— PROBLEM STATEMENT —
Copy out all of the material exactly.

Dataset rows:
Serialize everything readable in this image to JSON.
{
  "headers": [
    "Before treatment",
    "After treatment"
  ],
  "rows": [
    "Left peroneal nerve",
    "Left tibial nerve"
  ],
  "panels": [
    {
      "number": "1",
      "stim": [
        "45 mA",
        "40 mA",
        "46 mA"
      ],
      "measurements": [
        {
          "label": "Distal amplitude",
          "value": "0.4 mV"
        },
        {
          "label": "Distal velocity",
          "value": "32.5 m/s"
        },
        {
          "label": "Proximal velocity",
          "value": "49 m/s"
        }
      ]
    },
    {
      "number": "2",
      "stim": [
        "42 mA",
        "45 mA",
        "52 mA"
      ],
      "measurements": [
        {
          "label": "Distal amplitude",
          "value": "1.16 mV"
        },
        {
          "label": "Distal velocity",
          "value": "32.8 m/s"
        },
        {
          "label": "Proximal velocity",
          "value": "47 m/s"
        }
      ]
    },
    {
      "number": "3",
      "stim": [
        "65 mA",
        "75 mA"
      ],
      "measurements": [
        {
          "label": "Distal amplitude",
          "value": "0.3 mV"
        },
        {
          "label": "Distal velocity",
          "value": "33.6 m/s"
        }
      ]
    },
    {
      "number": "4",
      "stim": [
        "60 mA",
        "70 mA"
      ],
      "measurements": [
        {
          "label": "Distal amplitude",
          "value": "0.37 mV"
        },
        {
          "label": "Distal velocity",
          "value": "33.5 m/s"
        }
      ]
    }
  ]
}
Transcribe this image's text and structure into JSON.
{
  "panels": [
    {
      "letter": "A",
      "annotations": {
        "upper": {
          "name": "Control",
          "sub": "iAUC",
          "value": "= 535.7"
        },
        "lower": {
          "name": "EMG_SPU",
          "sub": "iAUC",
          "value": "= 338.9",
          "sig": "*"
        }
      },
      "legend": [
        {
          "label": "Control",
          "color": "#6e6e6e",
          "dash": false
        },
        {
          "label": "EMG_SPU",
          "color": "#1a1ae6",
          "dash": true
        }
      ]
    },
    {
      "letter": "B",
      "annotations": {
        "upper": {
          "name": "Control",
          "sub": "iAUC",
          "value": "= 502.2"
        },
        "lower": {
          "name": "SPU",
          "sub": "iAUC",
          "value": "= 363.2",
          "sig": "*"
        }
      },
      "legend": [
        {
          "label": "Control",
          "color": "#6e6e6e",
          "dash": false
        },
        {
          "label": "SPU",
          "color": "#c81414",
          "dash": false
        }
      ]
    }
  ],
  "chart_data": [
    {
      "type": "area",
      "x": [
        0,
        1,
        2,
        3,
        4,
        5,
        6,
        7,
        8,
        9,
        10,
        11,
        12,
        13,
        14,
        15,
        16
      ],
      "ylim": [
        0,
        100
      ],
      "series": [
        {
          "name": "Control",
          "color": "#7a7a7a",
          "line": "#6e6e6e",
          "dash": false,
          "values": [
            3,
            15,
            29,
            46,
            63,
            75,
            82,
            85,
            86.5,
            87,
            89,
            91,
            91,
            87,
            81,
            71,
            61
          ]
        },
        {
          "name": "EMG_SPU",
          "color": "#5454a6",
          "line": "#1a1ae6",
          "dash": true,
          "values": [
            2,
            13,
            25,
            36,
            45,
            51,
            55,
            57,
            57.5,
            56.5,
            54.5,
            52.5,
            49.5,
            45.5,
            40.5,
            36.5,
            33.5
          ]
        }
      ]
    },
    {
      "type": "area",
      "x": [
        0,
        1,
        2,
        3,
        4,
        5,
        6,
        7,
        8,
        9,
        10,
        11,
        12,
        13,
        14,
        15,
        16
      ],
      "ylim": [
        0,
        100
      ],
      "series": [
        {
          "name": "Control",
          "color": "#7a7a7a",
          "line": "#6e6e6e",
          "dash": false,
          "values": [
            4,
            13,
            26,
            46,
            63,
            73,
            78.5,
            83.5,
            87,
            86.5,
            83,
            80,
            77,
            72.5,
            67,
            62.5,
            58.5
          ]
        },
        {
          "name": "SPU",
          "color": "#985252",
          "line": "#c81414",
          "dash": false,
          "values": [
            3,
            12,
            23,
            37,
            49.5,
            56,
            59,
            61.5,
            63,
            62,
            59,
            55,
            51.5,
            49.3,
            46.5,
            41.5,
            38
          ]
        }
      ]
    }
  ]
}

— RESPONSE TO THIS EXERCISE —
Serialize everything readable in this image to JSON.
{
  "headers": [
    "Before treatment",
    "After treatment"
  ],
  "rows": [
    "Left peroneal nerve",
    "Left tibial nerve"
  ],
  "panels": [
    {
      "number": "1",
      "stim": [
        "45 mA",
        "40 mA",
        "46 mA"
      ],
      "measurements": [
        {
          "label": "Distal amplitude",
          "value": "0.4 mV"
        },
        {
          "label": "Distal velocity",
          "value": "32.5 m/s"
        },
        {
          "label": "Proximal velocity",
          "value": "49 m/s"
        }
      ]
    },
    {
      "number": "2",
      "stim": [
        "42 mA",
        "45 mA",
        "52 mA"
      ],
      "measurements": [
        {
          "label": "Distal amplitude",
          "value": "1.16 mV"
        },
        {
          "label": "Distal velocity",
          "value": "32.8 m/s"
        },
        {
          "label": "Proximal velocity",
          "value": "47 m/s"
        }
      ]
    },
    {
      "number": "3",
      "stim": [
        "65 mA",
        "75 mA"
      ],
      "measurements": [
        {
          "label": "Distal amplitude",
          "value": "0.3 mV"
        },
        {
          "label": "Distal velocity",
          "value": "33.6 m/s"
        }
      ]
    },
    {
      "number": "4",
      "stim": [
        "60 mA",
        "70 mA"
      ],
      "measurements": [
        {
          "label": "Distal amplitude",
          "value": "0.37 mV"
        },
        {
          "label": "Distal velocity",
          "value": "33.5 m/s"
        }
      ]
    }
  ]
}
Transcribe this image's text and structure into JSON.
{
  "panels": [
    {
      "letter": "A",
      "annotations": {
        "upper": {
          "name": "Control",
          "sub": "iAUC",
          "value": "= 535.7"
        },
        "lower": {
          "name": "EMG_SPU",
          "sub": "iAUC",
          "value": "= 338.9",
          "sig": "*"
        }
      },
      "legend": [
        {
          "label": "Control",
          "color": "#6e6e6e",
          "dash": false
        },
        {
          "label": "EMG_SPU",
          "color": "#1a1ae6",
          "dash": true
        }
      ]
    },
    {
      "letter": "B",
      "annotations": {
        "upper": {
          "name": "Control",
          "sub": "iAUC",
          "value": "= 502.2"
        },
        "lower": {
          "name": "SPU",
          "sub": "iAUC",
          "value": "= 363.2",
          "sig": "*"
        }
      },
      "legend": [
        {
          "label": "Control",
          "color": "#6e6e6e",
          "dash": false
        },
        {
          "label": "SPU",
          "color": "#c81414",
          "dash": false
        }
      ]
    }
  ],
  "chart_data": [
    {
      "type": "area",
      "x": [
        0,
        1,
        2,
        3,
        4,
        5,
        6,
        7,
        8,
        9,
        10,
        11,
        12,
        13,
        14,
        15,
        16
      ],
      "ylim": [
        0,
        100
      ],
      "series": [
        {
          "name": "Control",
          "color": "#7a7a7a",
          "line": "#6e6e6e",
          "dash": false,
          "values": [
            3,
            15,
            29,
            46,
            63,
            75,
            82,
            85,
            86.5,
            87,
            89,
            91,
            91,
            87,
            81,
            71,
            61
          ]
        },
        {
          "name": "EMG_SPU",
          "color": "#5454a6",
          "line": "#1a1ae6",
          "dash": true,
          "values": [
            2,
            13,
            25,
            36,
            45,
            51,
            55,
            57,
            57.5,
            56.5,
            54.5,
            52.5,
            49.5,
            45.5,
            40.5,
            36.5,
            33.5
          ]
        }
      ]
    },
    {
      "type": "area",
      "x": [
        0,
        1,
        2,
        3,
        4,
        5,
        6,
        7,
        8,
        9,
        10,
        11,
        12,
        13,
        14,
        15,
        16
      ],
      "ylim": [
        0,
        100
      ],
      "series": [
        {
          "name": "Control",
          "color": "#7a7a7a",
          "line": "#6e6e6e",
          "dash": false,
          "values": [
            4,
            13,
            26,
            46,
            63,
            73,
            78.5,
            83.5,
            87,
            86.5,
            83,
            80,
            77,
            72.5,
            67,
            62.5,
            58.5
          ]
        },
        {
          "name": "SPU",
          "color": "#985252",
          "line": "#c81414",
          "dash": false,
          "values": [
            3,
            12,
            23,
            37,
            49.5,
            56,
            59,
            61.5,
            63,
            62,
            59,
            55,
            51.5,
            49.3,
            46.5,
            41.5,
            38
          ]
        }
      ]
    }
  ]
}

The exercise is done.